DIRECTIONS FOR THIS TASK:
Leave out the pictures and reproduce all of the data exactly.

[Stored records]
------------------------------
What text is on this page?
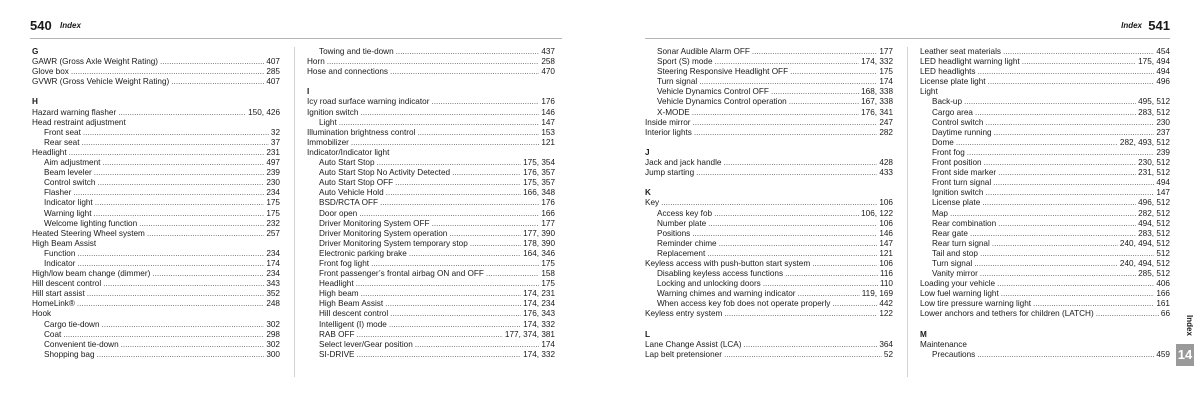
540 Index	Index 541
G
GAWR (Gross Axle Weight Rating) .....	407
Glove box .....	285
GVWR (Gross Vehicle Weight Rating) .....	407
H
Hazard warning flasher .....	150, 426
Head restraint adjustment
Front seat .....	32
Rear seat .....	37
Headlight .....	231
Aim adjustment .....	497
Beam leveler .....	239
Control switch .....	230
Flasher .....	234
Indicator light .....	175
Warning light .....	175
Welcome lighting function .....	232
Heated Steering Wheel system .....	257
High Beam Assist
Function .....	234
Indicator .....	174
High/low beam change (dimmer) .....	234
Hill descent control .....	343
Hill start assist .....	352
HomeLink® .....	248
Hook
Cargo tie-down .....	302
Coat .....	298
Convenient tie-down .....	302
Shopping bag .....	300
Towing and tie-down .....	437
Horn .....	258
Hose and connections .....	470
I
Icy road surface warning indicator .....	176
Ignition switch .....	146
Light .....	147
Illumination brightness control .....	153
Immobilizer .....	121
Indicator/Indicator light
Auto Start Stop .....	175, 354
Auto Start Stop No Activity Detected .....	176, 357
Auto Start Stop OFF .....	175, 357
Auto Vehicle Hold .....	166, 348
BSD/RCTA OFF .....	176
Door open .....	166
Driver Monitoring System OFF .....	177
Driver Monitoring System operation .....	177, 390
Driver Monitoring System temporary stop .....	178, 390
Electronic parking brake .....	164, 346
Front fog light .....	175
Front passenger’s frontal airbag ON and OFF .....	158
Headlight .....	175
High beam .....	174, 231
High Beam Assist .....	174, 234
Hill descent control .....	176, 343
Intelligent (I) mode .....	174, 332
RAB OFF .....	177, 374, 381
Select lever/Gear position .....	174
SI-DRIVE .....	174, 332
Sonar Audible Alarm OFF .....	177
Sport (S) mode .....	174, 332
Steering Responsive Headlight OFF .....	175
Turn signal .....	174
Vehicle Dynamics Control OFF .....	168, 338
Vehicle Dynamics Control operation .....	167, 338
X-MODE .....	176, 341
Inside mirror .....	247
Interior lights .....	282
J
Jack and jack handle .....	428
Jump starting .....	433
K
Key .....	106
Access key fob .....	106, 122
Number plate .....	106
Positions .....	146
Reminder chime .....	147
Replacement .....	121
Keyless access with push-button start system .....	106
Disabling keyless access functions .....	116
Locking and unlocking doors .....	110
Warning chimes and warning indicator .....	119, 169
When access key fob does not operate properly .....	442
Keyless entry system .....	122
L
Lane Change Assist (LCA) .....	364
Lap belt pretensioner .....	52
Leather seat materials .....	454
LED headlight warning light .....	175, 494
LED headlights .....	494
License plate light .....	496
Light
Back-up .....	495, 512
Cargo area .....	283, 512
Control switch .....	230
Daytime running .....	237
Dome .....	282, 493, 512
Front fog .....	239
Front position .....	230, 512
Front side marker .....	231, 512
Front turn signal .....	494
Ignition switch .....	147
License plate .....	496, 512
Map .....	282, 512
Rear combination .....	494, 512
Rear gate .....	283, 512
Rear turn signal .....	240, 494, 512
Tail and stop .....	512
Turn signal .....	240, 494, 512
Vanity mirror .....	285, 512
Loading your vehicle .....	406
Low fuel warning light .....	166
Low tire pressure warning light .....	161
Lower anchors and tethers for children (LATCH) .....	66
M
Maintenance
Precautions .....	459
Index
14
------------------------------
REPLY TO THE EXERCISE:
What text is on this page?
540 Index	Index 541
G
GAWR (Gross Axle Weight Rating) .....	407
Glove box .....	285
GVWR (Gross Vehicle Weight Rating) .....	407
H
Hazard warning flasher .....	150, 426
Head restraint adjustment
Front seat .....	32
Rear seat .....	37
Headlight .....	231
Aim adjustment .....	497
Beam leveler .....	239
Control switch .....	230
Flasher .....	234
Indicator light .....	175
Warning light .....	175
Welcome lighting function .....	232
Heated Steering Wheel system .....	257
High Beam Assist
Function .....	234
Indicator .....	174
High/low beam change (dimmer) .....	234
Hill descent control .....	343
Hill start assist .....	352
HomeLink® .....	248
Hook
Cargo tie-down .....	302
Coat .....	298
Convenient tie-down .....	302
Shopping bag .....	300
Towing and tie-down .....	437
Horn .....	258
Hose and connections .....	470
I
Icy road surface warning indicator .....	176
Ignition switch .....	146
Light .....	147
Illumination brightness control .....	153
Immobilizer .....	121
Indicator/Indicator light
Auto Start Stop .....	175, 354
Auto Start Stop No Activity Detected .....	176, 357
Auto Start Stop OFF .....	175, 357
Auto Vehicle Hold .....	166, 348
BSD/RCTA OFF .....	176
Door open .....	166
Driver Monitoring System OFF .....	177
Driver Monitoring System operation .....	177, 390
Driver Monitoring System temporary stop .....	178, 390
Electronic parking brake .....	164, 346
Front fog light .....	175
Front passenger’s frontal airbag ON and OFF .....	158
Headlight .....	175
High beam .....	174, 231
High Beam Assist .....	174, 234
Hill descent control .....	176, 343
Intelligent (I) mode .....	174, 332
RAB OFF .....	177, 374, 381
Select lever/Gear position .....	174
SI-DRIVE .....	174, 332
Sonar Audible Alarm OFF .....	177
Sport (S) mode .....	174, 332
Steering Responsive Headlight OFF .....	175
Turn signal .....	174
Vehicle Dynamics Control OFF .....	168, 338
Vehicle Dynamics Control operation .....	167, 338
X-MODE .....	176, 341
Inside mirror .....	247
Interior lights .....	282
J
Jack and jack handle .....	428
Jump starting .....	433
K
Key .....	106
Access key fob .....	106, 122
Number plate .....	106
Positions .....	146
Reminder chime .....	147
Replacement .....	121
Keyless access with push-button start system .....	106
Disabling keyless access functions .....	116
Locking and unlocking doors .....	110
Warning chimes and warning indicator .....	119, 169
When access key fob does not operate properly .....	442
Keyless entry system .....	122
L
Lane Change Assist (LCA) .....	364
Lap belt pretensioner .....	52
Leather seat materials .....	454
LED headlight warning light .....	175, 494
LED headlights .....	494
License plate light .....	496
Light
Back-up .....	495, 512
Cargo area .....	283, 512
Control switch .....	230
Daytime running .....	237
Dome .....	282, 493, 512
Front fog .....	239
Front position .....	230, 512
Front side marker .....	231, 512
Front turn signal .....	494
Ignition switch .....	147
License plate .....	496, 512
Map .....	282, 512
Rear combination .....	494, 512
Rear gate .....	283, 512
Rear turn signal .....	240, 494, 512
Tail and stop .....	512
Turn signal .....	240, 494, 512
Vanity mirror .....	285, 512
Loading your vehicle .....	406
Low fuel warning light .....	166
Low tire pressure warning light .....	161
Lower anchors and tethers for children (LATCH) .....	66
M
Maintenance
Precautions .....	459
Index
14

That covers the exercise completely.